→ **SHORT EXERCISE**
In the entries that follow, how many lines contain "this"? Answer with the number only.

======== SUPPLIED MATERIAL ========

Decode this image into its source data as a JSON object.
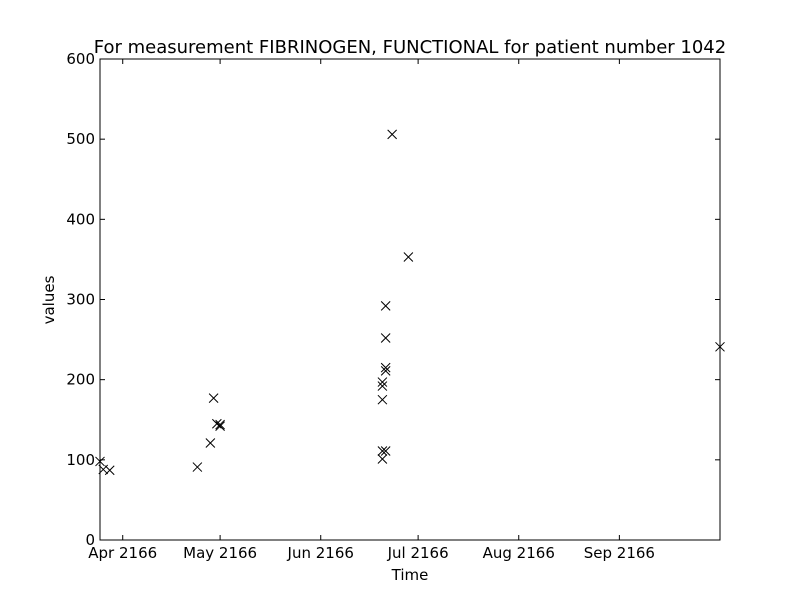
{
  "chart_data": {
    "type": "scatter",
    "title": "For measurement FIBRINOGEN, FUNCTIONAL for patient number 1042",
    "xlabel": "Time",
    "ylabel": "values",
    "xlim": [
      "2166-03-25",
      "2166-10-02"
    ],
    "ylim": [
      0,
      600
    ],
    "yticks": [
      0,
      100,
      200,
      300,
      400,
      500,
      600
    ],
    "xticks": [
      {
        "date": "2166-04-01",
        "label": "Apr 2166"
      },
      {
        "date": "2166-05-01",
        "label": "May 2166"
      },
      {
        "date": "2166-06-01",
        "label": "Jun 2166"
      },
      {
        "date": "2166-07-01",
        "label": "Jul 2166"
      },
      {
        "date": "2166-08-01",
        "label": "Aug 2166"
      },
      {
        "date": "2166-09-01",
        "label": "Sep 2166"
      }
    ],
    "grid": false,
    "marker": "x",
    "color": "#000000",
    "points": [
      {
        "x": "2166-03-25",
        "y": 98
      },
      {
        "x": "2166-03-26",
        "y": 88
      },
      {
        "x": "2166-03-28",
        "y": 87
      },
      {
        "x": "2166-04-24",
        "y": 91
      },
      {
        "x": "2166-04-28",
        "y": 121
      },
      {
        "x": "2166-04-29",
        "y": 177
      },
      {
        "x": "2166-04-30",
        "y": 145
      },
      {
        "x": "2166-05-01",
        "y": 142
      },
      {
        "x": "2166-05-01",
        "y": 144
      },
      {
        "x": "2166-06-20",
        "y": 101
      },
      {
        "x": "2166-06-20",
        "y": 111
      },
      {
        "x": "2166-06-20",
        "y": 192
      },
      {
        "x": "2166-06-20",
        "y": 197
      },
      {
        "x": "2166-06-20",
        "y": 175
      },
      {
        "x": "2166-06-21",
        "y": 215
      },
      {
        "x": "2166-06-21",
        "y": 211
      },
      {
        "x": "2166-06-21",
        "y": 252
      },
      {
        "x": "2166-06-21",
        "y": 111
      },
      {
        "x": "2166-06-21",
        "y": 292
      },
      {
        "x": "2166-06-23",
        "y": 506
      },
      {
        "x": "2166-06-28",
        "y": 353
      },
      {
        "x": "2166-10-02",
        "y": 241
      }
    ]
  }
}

========
======== SUPPLIED MATERIAL ========

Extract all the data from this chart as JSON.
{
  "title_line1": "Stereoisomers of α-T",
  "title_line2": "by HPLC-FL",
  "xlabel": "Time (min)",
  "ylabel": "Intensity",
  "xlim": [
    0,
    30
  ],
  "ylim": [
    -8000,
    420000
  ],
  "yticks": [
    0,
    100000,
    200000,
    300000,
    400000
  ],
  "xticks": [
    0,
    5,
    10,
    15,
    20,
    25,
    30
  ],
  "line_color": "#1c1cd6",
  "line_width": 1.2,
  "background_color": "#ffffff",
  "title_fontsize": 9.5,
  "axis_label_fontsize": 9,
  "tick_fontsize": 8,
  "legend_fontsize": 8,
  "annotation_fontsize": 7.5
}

========

→ **EXPECTED OUTPUT**
2